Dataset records
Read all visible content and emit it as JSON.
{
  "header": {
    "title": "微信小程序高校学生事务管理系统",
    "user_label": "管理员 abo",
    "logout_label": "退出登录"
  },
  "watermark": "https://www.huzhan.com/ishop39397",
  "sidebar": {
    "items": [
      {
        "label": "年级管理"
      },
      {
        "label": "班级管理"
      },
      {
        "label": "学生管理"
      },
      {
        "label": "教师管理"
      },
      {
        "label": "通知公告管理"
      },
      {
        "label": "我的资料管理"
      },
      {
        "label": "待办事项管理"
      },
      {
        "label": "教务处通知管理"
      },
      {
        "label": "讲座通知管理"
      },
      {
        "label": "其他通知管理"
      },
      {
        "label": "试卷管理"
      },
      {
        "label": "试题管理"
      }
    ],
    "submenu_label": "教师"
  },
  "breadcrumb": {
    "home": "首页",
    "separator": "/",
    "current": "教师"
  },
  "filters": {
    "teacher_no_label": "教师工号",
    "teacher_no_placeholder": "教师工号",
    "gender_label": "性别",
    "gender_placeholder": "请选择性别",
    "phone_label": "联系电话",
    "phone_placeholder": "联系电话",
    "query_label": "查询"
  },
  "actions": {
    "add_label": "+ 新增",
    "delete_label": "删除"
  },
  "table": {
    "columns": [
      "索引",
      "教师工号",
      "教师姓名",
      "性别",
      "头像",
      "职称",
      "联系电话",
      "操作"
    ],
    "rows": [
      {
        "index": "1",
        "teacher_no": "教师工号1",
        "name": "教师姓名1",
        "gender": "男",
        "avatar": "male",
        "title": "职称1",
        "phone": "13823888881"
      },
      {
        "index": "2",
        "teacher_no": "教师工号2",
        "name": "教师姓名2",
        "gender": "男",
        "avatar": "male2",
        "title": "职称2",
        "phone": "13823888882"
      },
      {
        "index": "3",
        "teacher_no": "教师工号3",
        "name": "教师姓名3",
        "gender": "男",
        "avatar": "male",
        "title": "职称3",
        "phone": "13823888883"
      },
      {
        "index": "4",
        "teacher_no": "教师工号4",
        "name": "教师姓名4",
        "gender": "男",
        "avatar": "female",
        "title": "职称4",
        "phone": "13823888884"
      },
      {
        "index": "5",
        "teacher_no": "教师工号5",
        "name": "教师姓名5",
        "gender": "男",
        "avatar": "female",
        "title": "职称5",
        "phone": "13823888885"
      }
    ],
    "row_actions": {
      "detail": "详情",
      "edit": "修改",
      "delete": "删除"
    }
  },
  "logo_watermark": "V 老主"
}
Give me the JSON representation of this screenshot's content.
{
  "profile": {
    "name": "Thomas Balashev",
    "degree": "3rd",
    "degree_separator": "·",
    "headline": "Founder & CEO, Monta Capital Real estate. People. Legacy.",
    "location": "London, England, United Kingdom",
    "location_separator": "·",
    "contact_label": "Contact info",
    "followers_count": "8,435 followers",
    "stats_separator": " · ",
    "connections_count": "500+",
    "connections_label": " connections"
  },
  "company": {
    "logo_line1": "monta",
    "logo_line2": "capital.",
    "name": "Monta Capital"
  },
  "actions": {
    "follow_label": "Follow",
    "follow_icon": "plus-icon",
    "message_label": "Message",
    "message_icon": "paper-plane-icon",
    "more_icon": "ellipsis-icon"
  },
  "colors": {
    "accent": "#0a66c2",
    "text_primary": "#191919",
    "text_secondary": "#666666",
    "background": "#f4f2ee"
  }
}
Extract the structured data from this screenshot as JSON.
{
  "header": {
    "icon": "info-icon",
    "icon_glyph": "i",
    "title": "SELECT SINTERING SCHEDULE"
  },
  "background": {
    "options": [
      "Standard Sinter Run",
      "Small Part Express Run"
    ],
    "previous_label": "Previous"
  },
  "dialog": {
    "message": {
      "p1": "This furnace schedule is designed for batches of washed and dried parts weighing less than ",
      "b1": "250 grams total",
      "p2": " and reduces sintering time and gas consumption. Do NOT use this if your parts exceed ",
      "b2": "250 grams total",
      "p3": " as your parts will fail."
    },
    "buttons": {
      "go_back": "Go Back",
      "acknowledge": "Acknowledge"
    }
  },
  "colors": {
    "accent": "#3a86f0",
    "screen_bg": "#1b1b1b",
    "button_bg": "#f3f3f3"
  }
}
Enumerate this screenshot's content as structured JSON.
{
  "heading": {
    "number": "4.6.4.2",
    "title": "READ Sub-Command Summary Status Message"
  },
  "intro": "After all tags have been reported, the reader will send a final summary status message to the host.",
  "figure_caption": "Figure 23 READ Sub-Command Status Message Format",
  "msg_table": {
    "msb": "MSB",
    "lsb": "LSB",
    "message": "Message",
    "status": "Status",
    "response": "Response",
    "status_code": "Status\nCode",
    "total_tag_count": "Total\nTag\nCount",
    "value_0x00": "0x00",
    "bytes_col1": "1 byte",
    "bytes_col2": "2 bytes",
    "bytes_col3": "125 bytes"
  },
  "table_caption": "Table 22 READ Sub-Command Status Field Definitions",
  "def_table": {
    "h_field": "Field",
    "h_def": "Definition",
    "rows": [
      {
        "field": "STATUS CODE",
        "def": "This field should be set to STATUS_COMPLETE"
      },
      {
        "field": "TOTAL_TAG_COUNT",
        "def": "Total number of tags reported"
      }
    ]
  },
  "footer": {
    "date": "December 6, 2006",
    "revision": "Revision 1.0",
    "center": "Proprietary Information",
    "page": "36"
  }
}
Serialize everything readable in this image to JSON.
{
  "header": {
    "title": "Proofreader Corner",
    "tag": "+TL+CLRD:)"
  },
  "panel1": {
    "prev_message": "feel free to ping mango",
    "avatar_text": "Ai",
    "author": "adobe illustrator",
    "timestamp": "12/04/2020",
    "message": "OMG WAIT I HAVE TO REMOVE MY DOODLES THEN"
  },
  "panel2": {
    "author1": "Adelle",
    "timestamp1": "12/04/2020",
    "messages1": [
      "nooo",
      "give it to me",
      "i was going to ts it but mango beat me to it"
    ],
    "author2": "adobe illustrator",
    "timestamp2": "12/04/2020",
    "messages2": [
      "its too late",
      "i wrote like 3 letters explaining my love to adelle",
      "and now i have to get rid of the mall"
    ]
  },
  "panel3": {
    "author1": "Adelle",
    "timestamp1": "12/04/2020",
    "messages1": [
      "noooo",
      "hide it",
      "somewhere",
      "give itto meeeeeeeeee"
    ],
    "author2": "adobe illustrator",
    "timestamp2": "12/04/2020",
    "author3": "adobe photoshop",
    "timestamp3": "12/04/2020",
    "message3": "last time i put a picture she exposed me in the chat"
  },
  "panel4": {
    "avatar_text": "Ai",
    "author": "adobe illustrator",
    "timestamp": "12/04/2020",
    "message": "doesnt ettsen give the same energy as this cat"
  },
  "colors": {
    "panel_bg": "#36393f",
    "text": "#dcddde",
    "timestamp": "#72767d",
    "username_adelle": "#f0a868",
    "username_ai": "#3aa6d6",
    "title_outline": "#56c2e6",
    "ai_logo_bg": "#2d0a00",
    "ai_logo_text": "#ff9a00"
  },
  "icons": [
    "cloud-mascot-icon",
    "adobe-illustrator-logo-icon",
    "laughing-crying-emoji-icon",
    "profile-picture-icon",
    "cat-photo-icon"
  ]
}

Goal of the exercise
Reproduce all of the data exactly as given.

Solved exercise
Read all visible content and emit it as JSON.
{
  "header": {
    "title": "微信小程序高校学生事务管理系统",
    "user_label": "管理员 abo",
    "logout_label": "退出登录"
  },
  "watermark": "https://www.huzhan.com/ishop39397",
  "sidebar": {
    "items": [
      {
        "label": "年级管理"
      },
      {
        "label": "班级管理"
      },
      {
        "label": "学生管理"
      },
      {
        "label": "教师管理"
      },
      {
        "label": "通知公告管理"
      },
      {
        "label": "我的资料管理"
      },
      {
        "label": "待办事项管理"
      },
      {
        "label": "教务处通知管理"
      },
      {
        "label": "讲座通知管理"
      },
      {
        "label": "其他通知管理"
      },
      {
        "label": "试卷管理"
      },
      {
        "label": "试题管理"
      }
    ],
    "submenu_label": "教师"
  },
  "breadcrumb": {
    "home": "首页",
    "separator": "/",
    "current": "教师"
  },
  "filters": {
    "teacher_no_label": "教师工号",
    "teacher_no_placeholder": "教师工号",
    "gender_label": "性别",
    "gender_placeholder": "请选择性别",
    "phone_label": "联系电话",
    "phone_placeholder": "联系电话",
    "query_label": "查询"
  },
  "actions": {
    "add_label": "+ 新增",
    "delete_label": "删除"
  },
  "table": {
    "columns": [
      "索引",
      "教师工号",
      "教师姓名",
      "性别",
      "头像",
      "职称",
      "联系电话",
      "操作"
    ],
    "rows": [
      {
        "index": "1",
        "teacher_no": "教师工号1",
        "name": "教师姓名1",
        "gender": "男",
        "avatar": "male",
        "title": "职称1",
        "phone": "13823888881"
      },
      {
        "index": "2",
        "teacher_no": "教师工号2",
        "name": "教师姓名2",
        "gender": "男",
        "avatar": "male2",
        "title": "职称2",
        "phone": "13823888882"
      },
      {
        "index": "3",
        "teacher_no": "教师工号3",
        "name": "教师姓名3",
        "gender": "男",
        "avatar": "male",
        "title": "职称3",
        "phone": "13823888883"
      },
      {
        "index": "4",
        "teacher_no": "教师工号4",
        "name": "教师姓名4",
        "gender": "男",
        "avatar": "female",
        "title": "职称4",
        "phone": "13823888884"
      },
      {
        "index": "5",
        "teacher_no": "教师工号5",
        "name": "教师姓名5",
        "gender": "男",
        "avatar": "female",
        "title": "职称5",
        "phone": "13823888885"
      }
    ],
    "row_actions": {
      "detail": "详情",
      "edit": "修改",
      "delete": "删除"
    }
  },
  "logo_watermark": "V 老主"
}
Give me the JSON representation of this screenshot's content.
{
  "profile": {
    "name": "Thomas Balashev",
    "degree": "3rd",
    "degree_separator": "·",
    "headline": "Founder & CEO, Monta Capital Real estate. People. Legacy.",
    "location": "London, England, United Kingdom",
    "location_separator": "·",
    "contact_label": "Contact info",
    "followers_count": "8,435 followers",
    "stats_separator": " · ",
    "connections_count": "500+",
    "connections_label": " connections"
  },
  "company": {
    "logo_line1": "monta",
    "logo_line2": "capital.",
    "name": "Monta Capital"
  },
  "actions": {
    "follow_label": "Follow",
    "follow_icon": "plus-icon",
    "message_label": "Message",
    "message_icon": "paper-plane-icon",
    "more_icon": "ellipsis-icon"
  },
  "colors": {
    "accent": "#0a66c2",
    "text_primary": "#191919",
    "text_secondary": "#666666",
    "background": "#f4f2ee"
  }
}
Extract the structured data from this screenshot as JSON.
{
  "header": {
    "icon": "info-icon",
    "icon_glyph": "i",
    "title": "SELECT SINTERING SCHEDULE"
  },
  "background": {
    "options": [
      "Standard Sinter Run",
      "Small Part Express Run"
    ],
    "previous_label": "Previous"
  },
  "dialog": {
    "message": {
      "p1": "This furnace schedule is designed for batches of washed and dried parts weighing less than ",
      "b1": "250 grams total",
      "p2": " and reduces sintering time and gas consumption. Do NOT use this if your parts exceed ",
      "b2": "250 grams total",
      "p3": " as your parts will fail."
    },
    "buttons": {
      "go_back": "Go Back",
      "acknowledge": "Acknowledge"
    }
  },
  "colors": {
    "accent": "#3a86f0",
    "screen_bg": "#1b1b1b",
    "button_bg": "#f3f3f3"
  }
}
Enumerate this screenshot's content as structured JSON.
{
  "heading": {
    "number": "4.6.4.2",
    "title": "READ Sub-Command Summary Status Message"
  },
  "intro": "After all tags have been reported, the reader will send a final summary status message to the host.",
  "figure_caption": "Figure 23 READ Sub-Command Status Message Format",
  "msg_table": {
    "msb": "MSB",
    "lsb": "LSB",
    "message": "Message",
    "status": "Status",
    "response": "Response",
    "status_code": "Status\nCode",
    "total_tag_count": "Total\nTag\nCount",
    "value_0x00": "0x00",
    "bytes_col1": "1 byte",
    "bytes_col2": "2 bytes",
    "bytes_col3": "125 bytes"
  },
  "table_caption": "Table 22 READ Sub-Command Status Field Definitions",
  "def_table": {
    "h_field": "Field",
    "h_def": "Definition",
    "rows": [
      {
        "field": "STATUS CODE",
        "def": "This field should be set to STATUS_COMPLETE"
      },
      {
        "field": "TOTAL_TAG_COUNT",
        "def": "Total number of tags reported"
      }
    ]
  },
  "footer": {
    "date": "December 6, 2006",
    "revision": "Revision 1.0",
    "center": "Proprietary Information",
    "page": "36"
  }
}
Serialize everything readable in this image to JSON.
{
  "header": {
    "title": "Proofreader Corner",
    "tag": "+TL+CLRD:)"
  },
  "panel1": {
    "prev_message": "feel free to ping mango",
    "avatar_text": "Ai",
    "author": "adobe illustrator",
    "timestamp": "12/04/2020",
    "message": "OMG WAIT I HAVE TO REMOVE MY DOODLES THEN"
  },
  "panel2": {
    "author1": "Adelle",
    "timestamp1": "12/04/2020",
    "messages1": [
      "nooo",
      "give it to me",
      "i was going to ts it but mango beat me to it"
    ],
    "author2": "adobe illustrator",
    "timestamp2": "12/04/2020",
    "messages2": [
      "its too late",
      "i wrote like 3 letters explaining my love to adelle",
      "and now i have to get rid of the mall"
    ]
  },
  "panel3": {
    "author1": "Adelle",
    "timestamp1": "12/04/2020",
    "messages1": [
      "noooo",
      "hide it",
      "somewhere",
      "give itto meeeeeeeeee"
    ],
    "author2": "adobe illustrator",
    "timestamp2": "12/04/2020",
    "author3": "adobe photoshop",
    "timestamp3": "12/04/2020",
    "message3": "last time i put a picture she exposed me in the chat"
  },
  "panel4": {
    "avatar_text": "Ai",
    "author": "adobe illustrator",
    "timestamp": "12/04/2020",
    "message": "doesnt ettsen give the same energy as this cat"
  },
  "colors": {
    "panel_bg": "#36393f",
    "text": "#dcddde",
    "timestamp": "#72767d",
    "username_adelle": "#f0a868",
    "username_ai": "#3aa6d6",
    "title_outline": "#56c2e6",
    "ai_logo_bg": "#2d0a00",
    "ai_logo_text": "#ff9a00"
  },
  "icons": [
    "cloud-mascot-icon",
    "adobe-illustrator-logo-icon",
    "laughing-crying-emoji-icon",
    "profile-picture-icon",
    "cat-photo-icon"
  ]
}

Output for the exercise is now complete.